◆ PROMPT:
Select and reproduce each line of the listing below that bears the string "Target".

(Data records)
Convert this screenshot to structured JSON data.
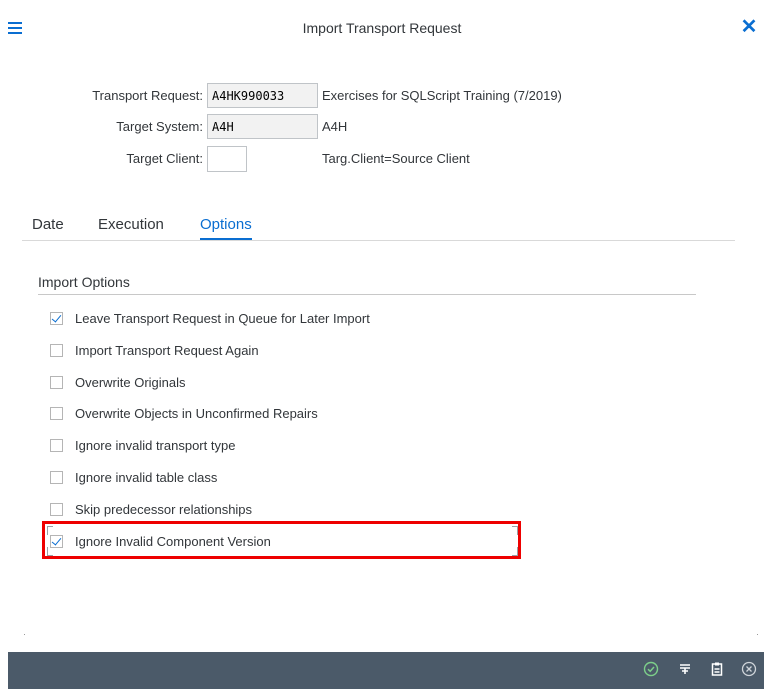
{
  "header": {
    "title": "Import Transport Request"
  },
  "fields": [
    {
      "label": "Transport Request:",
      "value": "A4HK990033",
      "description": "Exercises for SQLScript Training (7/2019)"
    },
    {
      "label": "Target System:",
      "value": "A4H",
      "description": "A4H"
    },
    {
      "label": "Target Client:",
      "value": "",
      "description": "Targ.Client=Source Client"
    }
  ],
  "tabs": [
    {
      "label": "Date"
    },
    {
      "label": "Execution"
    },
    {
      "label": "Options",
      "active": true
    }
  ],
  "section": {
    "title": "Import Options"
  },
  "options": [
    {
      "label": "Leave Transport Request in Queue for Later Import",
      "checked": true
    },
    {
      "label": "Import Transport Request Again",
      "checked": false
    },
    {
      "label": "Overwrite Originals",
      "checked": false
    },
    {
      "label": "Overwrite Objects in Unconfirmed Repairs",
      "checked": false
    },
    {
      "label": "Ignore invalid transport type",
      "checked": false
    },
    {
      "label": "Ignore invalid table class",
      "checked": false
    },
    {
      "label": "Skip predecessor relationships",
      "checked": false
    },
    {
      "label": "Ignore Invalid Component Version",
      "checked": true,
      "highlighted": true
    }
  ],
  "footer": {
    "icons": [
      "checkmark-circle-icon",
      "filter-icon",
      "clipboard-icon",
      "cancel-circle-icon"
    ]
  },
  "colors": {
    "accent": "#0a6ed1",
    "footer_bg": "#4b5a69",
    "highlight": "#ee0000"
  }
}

...

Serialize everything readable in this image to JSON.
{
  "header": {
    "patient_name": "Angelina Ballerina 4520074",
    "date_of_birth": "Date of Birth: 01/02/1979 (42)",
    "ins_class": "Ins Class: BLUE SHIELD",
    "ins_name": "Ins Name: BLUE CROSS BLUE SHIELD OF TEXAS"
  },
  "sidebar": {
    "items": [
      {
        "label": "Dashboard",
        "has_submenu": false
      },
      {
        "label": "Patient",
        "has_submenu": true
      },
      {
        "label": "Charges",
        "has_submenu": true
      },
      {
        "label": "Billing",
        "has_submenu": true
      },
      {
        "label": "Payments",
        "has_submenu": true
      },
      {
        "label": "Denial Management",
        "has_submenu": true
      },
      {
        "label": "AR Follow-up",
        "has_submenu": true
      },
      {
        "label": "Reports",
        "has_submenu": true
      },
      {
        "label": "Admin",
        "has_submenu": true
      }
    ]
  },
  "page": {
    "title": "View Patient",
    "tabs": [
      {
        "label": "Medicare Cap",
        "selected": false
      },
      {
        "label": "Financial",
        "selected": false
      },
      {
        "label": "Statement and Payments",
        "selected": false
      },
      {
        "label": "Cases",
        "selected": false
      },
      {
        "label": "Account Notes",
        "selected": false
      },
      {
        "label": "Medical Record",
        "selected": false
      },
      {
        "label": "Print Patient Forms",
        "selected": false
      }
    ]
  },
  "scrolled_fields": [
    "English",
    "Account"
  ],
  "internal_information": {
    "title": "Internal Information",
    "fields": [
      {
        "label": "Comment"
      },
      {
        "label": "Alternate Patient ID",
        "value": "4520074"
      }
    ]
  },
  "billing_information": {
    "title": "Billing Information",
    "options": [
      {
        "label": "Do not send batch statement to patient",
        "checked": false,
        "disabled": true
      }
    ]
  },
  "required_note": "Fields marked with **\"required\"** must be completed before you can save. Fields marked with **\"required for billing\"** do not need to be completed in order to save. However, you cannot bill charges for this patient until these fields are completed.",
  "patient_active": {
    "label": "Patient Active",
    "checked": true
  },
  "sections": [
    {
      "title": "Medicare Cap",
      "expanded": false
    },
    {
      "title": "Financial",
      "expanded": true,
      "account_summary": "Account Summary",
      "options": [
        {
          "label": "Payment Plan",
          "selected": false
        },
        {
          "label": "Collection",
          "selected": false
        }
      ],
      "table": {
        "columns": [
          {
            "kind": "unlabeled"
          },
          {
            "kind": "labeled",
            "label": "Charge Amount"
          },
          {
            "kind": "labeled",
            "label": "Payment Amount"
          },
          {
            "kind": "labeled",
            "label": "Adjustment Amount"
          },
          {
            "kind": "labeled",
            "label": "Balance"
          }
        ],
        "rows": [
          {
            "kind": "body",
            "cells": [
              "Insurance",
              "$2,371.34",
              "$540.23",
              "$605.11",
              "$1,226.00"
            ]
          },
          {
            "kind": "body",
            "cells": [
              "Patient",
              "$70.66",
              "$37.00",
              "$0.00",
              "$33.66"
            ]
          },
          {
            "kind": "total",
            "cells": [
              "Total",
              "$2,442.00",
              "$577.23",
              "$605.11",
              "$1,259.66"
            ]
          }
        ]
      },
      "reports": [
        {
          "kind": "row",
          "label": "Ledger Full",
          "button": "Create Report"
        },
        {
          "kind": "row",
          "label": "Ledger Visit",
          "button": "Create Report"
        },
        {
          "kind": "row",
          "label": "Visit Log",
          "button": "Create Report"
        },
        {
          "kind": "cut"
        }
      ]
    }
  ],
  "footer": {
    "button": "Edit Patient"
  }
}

◆ FINAL RESULT:
      "label": "Target System:",
      "label": "Target Client:",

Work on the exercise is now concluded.